- Exercise instructions
Images aside, the whole listing should be written out word for word.

- Records to use
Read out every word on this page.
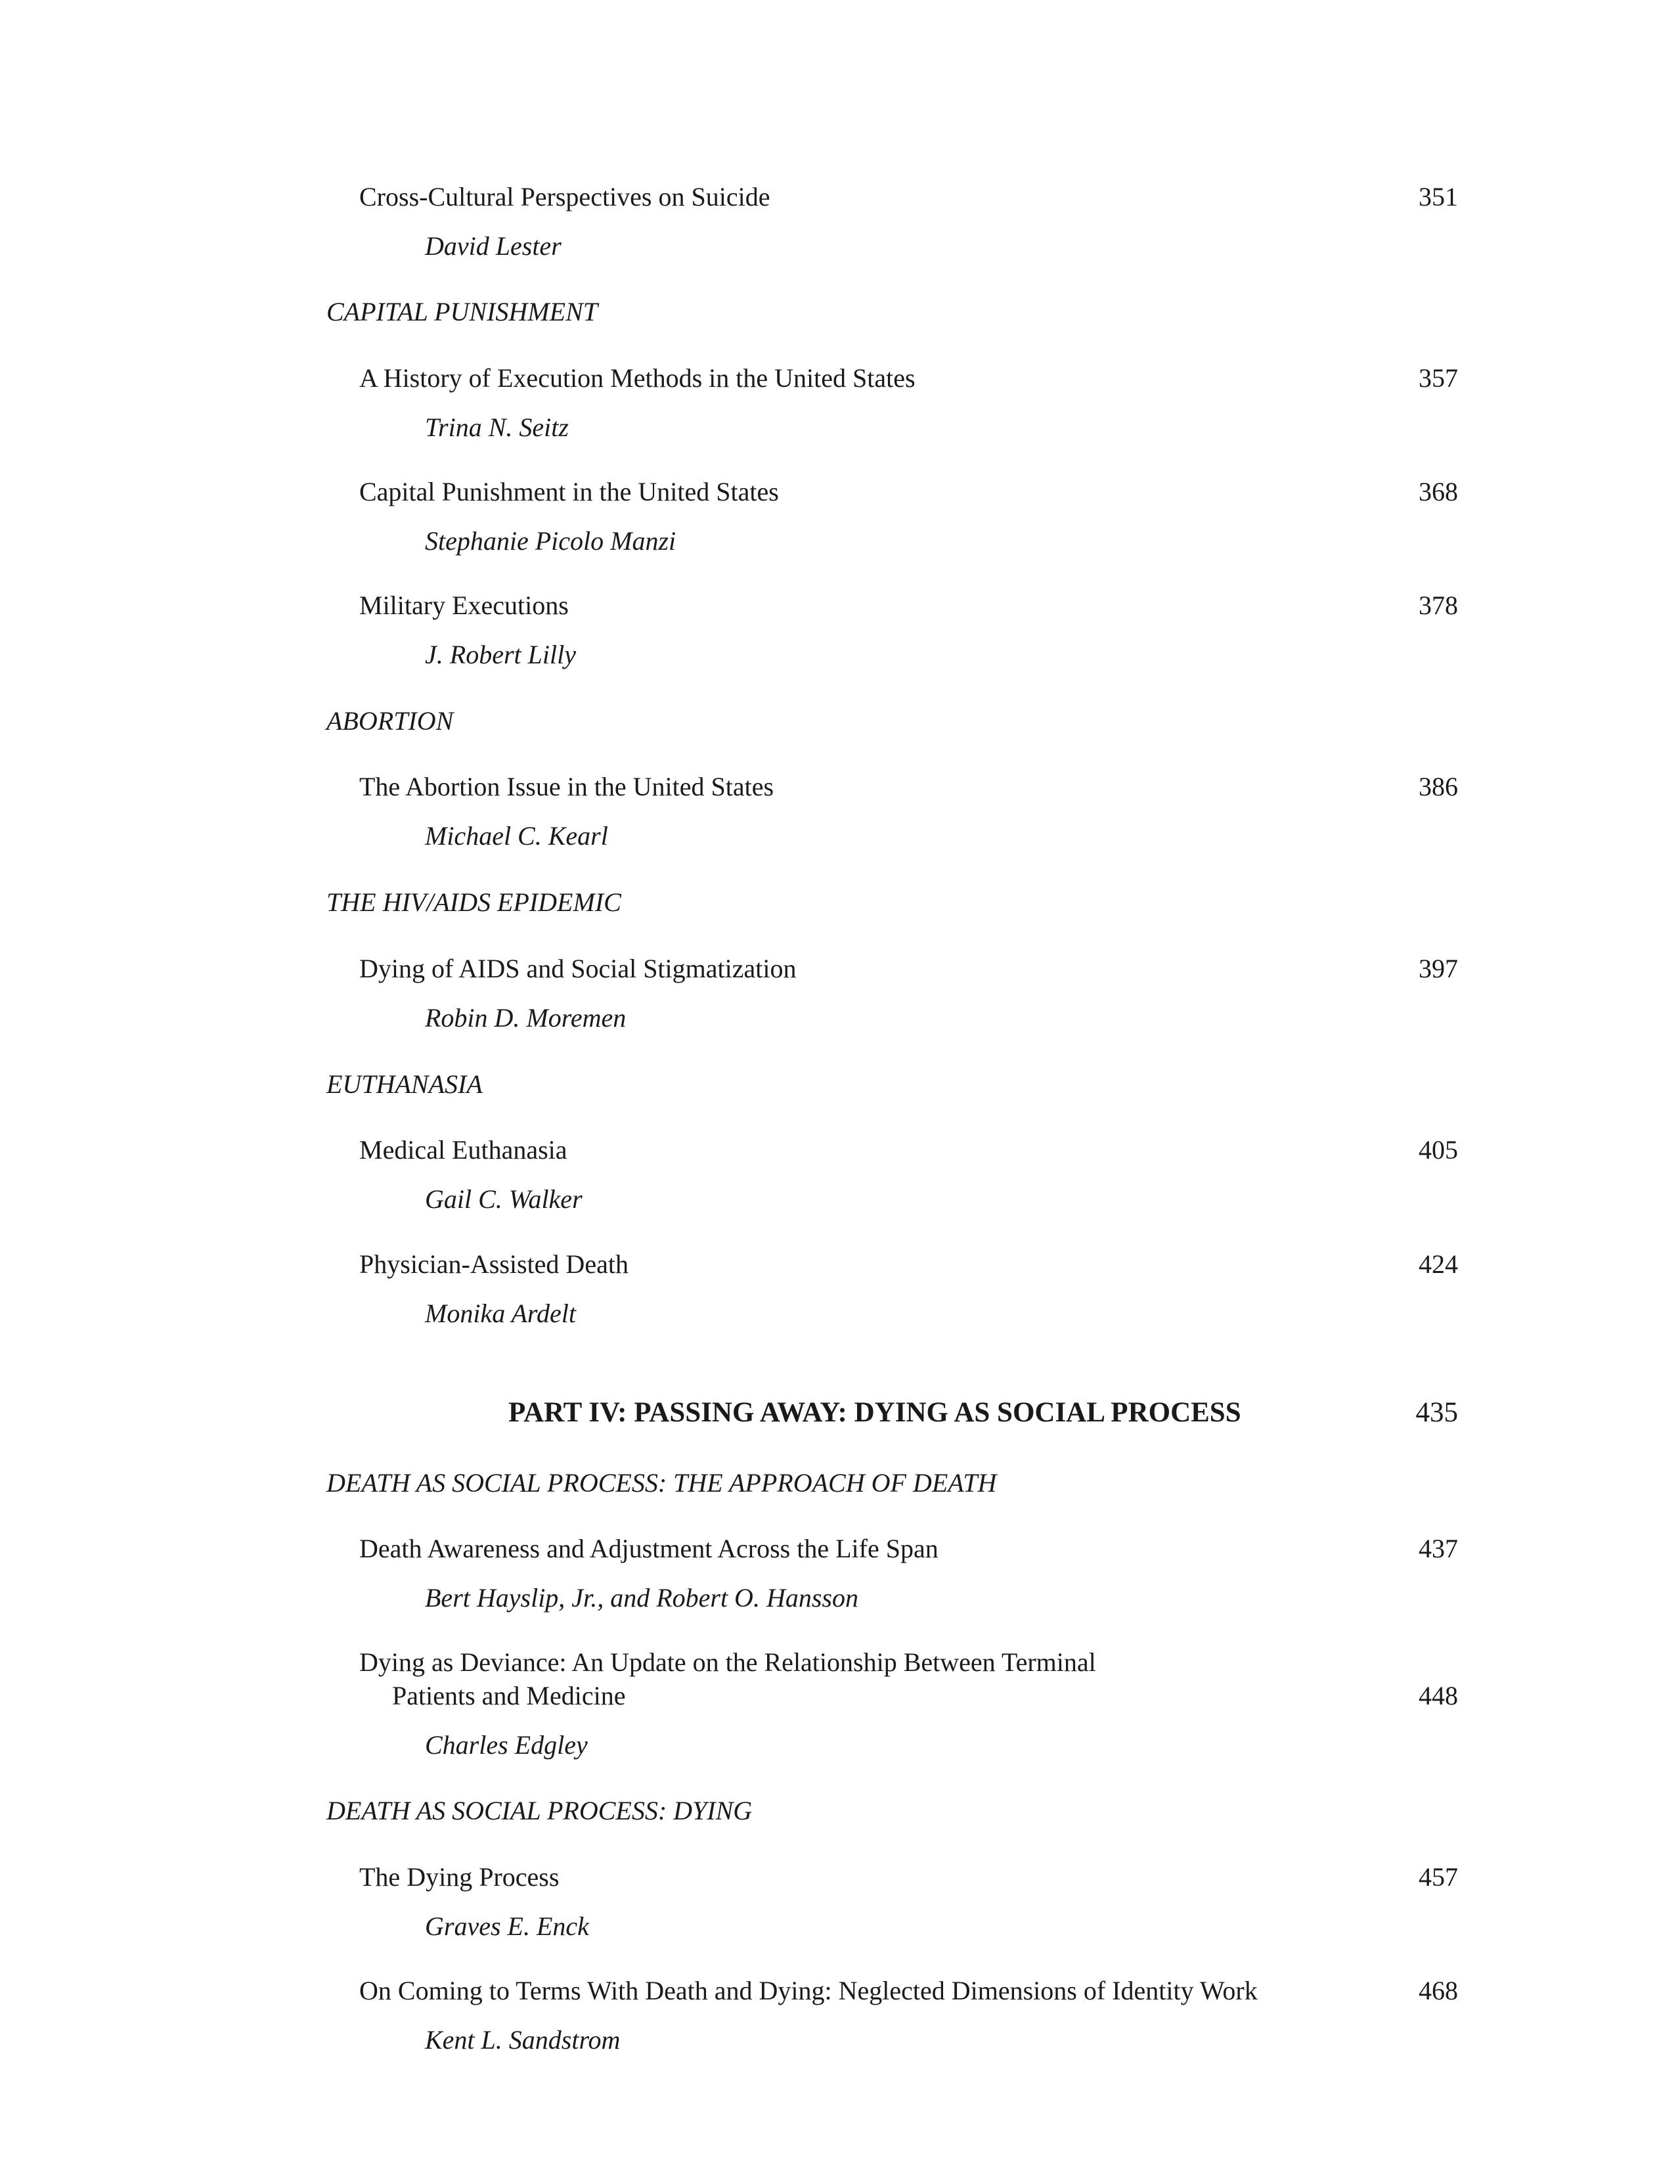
Cross-Cultural Perspectives on Suicide	351
David Lester
CAPITAL PUNISHMENT
A History of Execution Methods in the United States	357
Trina N. Seitz
Capital Punishment in the United States	368
Stephanie Picolo Manzi
Military Executions	378
J. Robert Lilly
ABORTION
The Abortion Issue in the United States	386
Michael C. Kearl
THE HIV/AIDS EPIDEMIC
Dying of AIDS and Social Stigmatization	397
Robin D. Moremen
EUTHANASIA
Medical Euthanasia	405
Gail C. Walker
Physician-Assisted Death	424
Monika Ardelt
PART IV: PASSING AWAY: DYING AS SOCIAL PROCESS	435
DEATH AS SOCIAL PROCESS: THE APPROACH OF DEATH
Death Awareness and Adjustment Across the Life Span	437
Bert Hayslip, Jr., and Robert O. Hansson
Dying as Deviance: An Update on the Relationship Between Terminal
Patients and Medicine	448
Charles Edgley
DEATH AS SOCIAL PROCESS: DYING
The Dying Process	457
Graves E. Enck
On Coming to Terms With Death and Dying: Neglected Dimensions of Identity Work	468
Kent L. Sandstrom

- Your solution
Read out every word on this page.
Cross-Cultural Perspectives on Suicide	351
David Lester
CAPITAL PUNISHMENT
A History of Execution Methods in the United States	357
Trina N. Seitz
Capital Punishment in the United States	368
Stephanie Picolo Manzi
Military Executions	378
J. Robert Lilly
ABORTION
The Abortion Issue in the United States	386
Michael C. Kearl
THE HIV/AIDS EPIDEMIC
Dying of AIDS and Social Stigmatization	397
Robin D. Moremen
EUTHANASIA
Medical Euthanasia	405
Gail C. Walker
Physician-Assisted Death	424
Monika Ardelt
PART IV: PASSING AWAY: DYING AS SOCIAL PROCESS	435
DEATH AS SOCIAL PROCESS: THE APPROACH OF DEATH
Death Awareness and Adjustment Across the Life Span	437
Bert Hayslip, Jr., and Robert O. Hansson
Dying as Deviance: An Update on the Relationship Between Terminal
Patients and Medicine	448
Charles Edgley
DEATH AS SOCIAL PROCESS: DYING
The Dying Process	457
Graves E. Enck
On Coming to Terms With Death and Dying: Neglected Dimensions of Identity Work	468
Kent L. Sandstrom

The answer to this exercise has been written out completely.